── Source records ──

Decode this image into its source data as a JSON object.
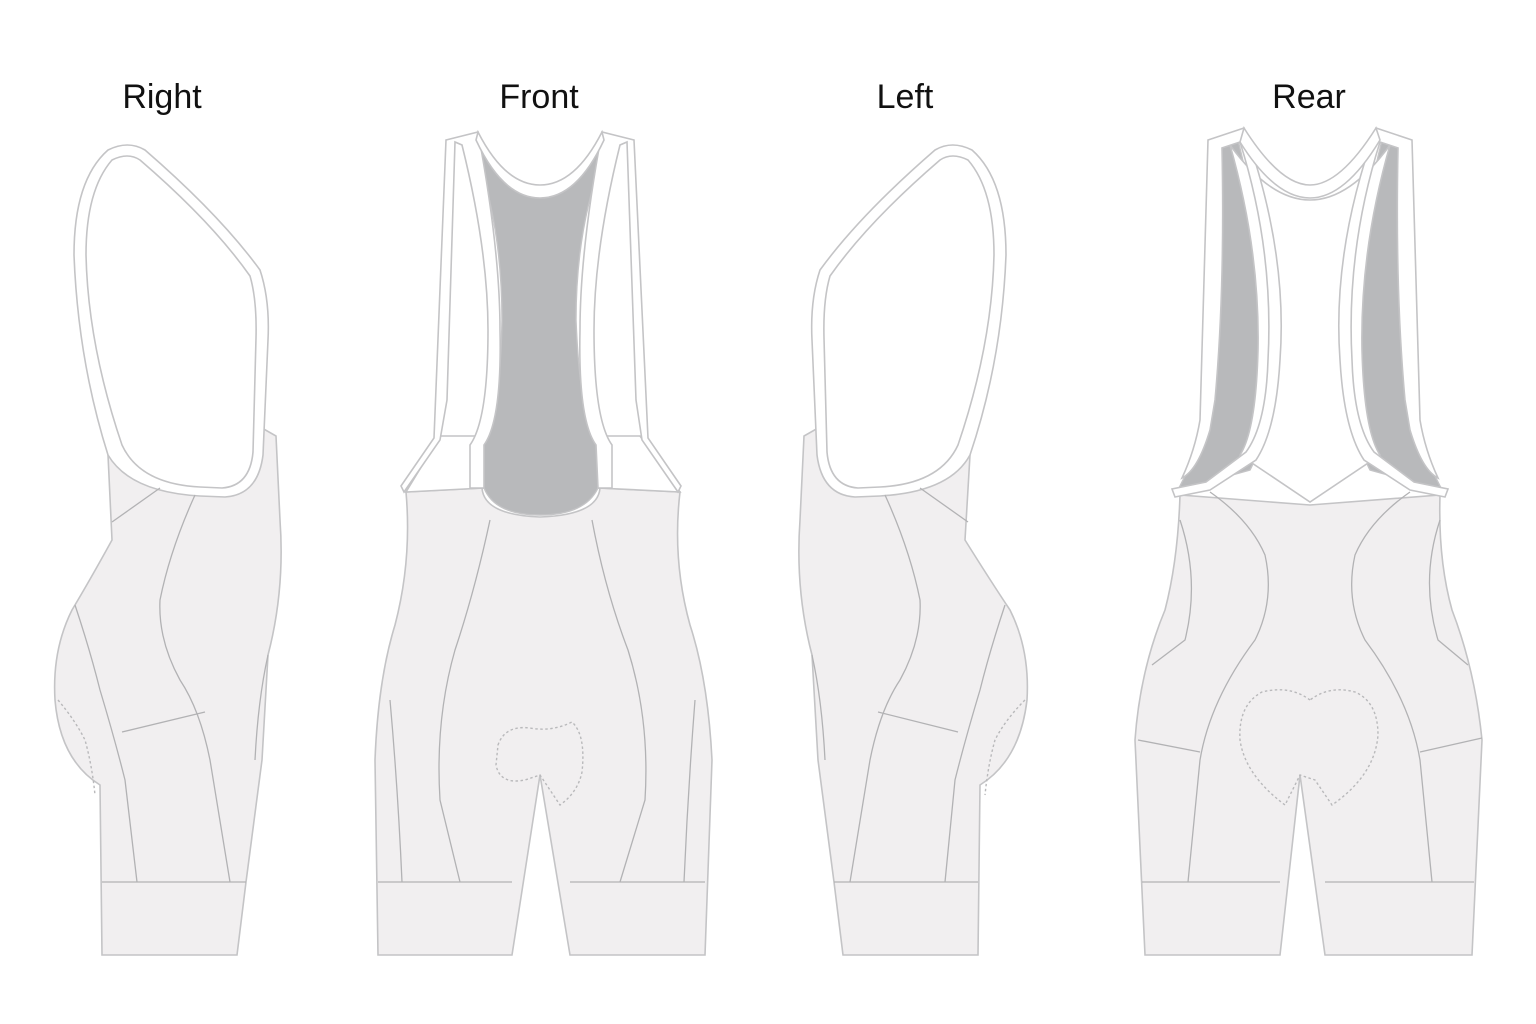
{
  "views": {
    "right": "Right",
    "front": "Front",
    "left": "Left",
    "rear": "Rear"
  },
  "colors": {
    "fabric": "#f1eff0",
    "mesh": "#b8b9bb",
    "outline": "#c4c4c6",
    "label": "#111111"
  }
}
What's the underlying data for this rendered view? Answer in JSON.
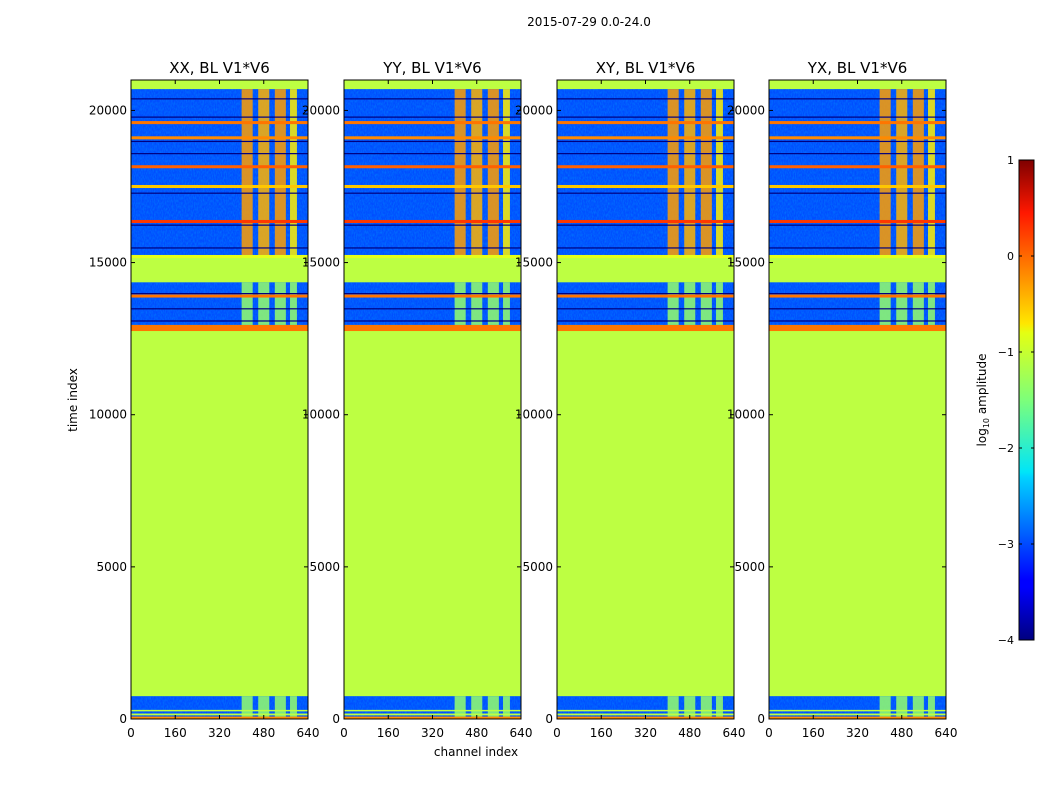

───

The problem
Reproduce the data word for word, excluding its pictures.

Exercise output
Decode this image into its source data as a JSON object.
{
  "views": {
    "right": "Right",
    "front": "Front",
    "left": "Left",
    "rear": "Rear"
  },
  "colors": {
    "fabric": "#f1eff0",
    "mesh": "#b8b9bb",
    "outline": "#c4c4c6",
    "label": "#111111"
  }
}
What's the underlying data for this rendered view? Answer in JSON.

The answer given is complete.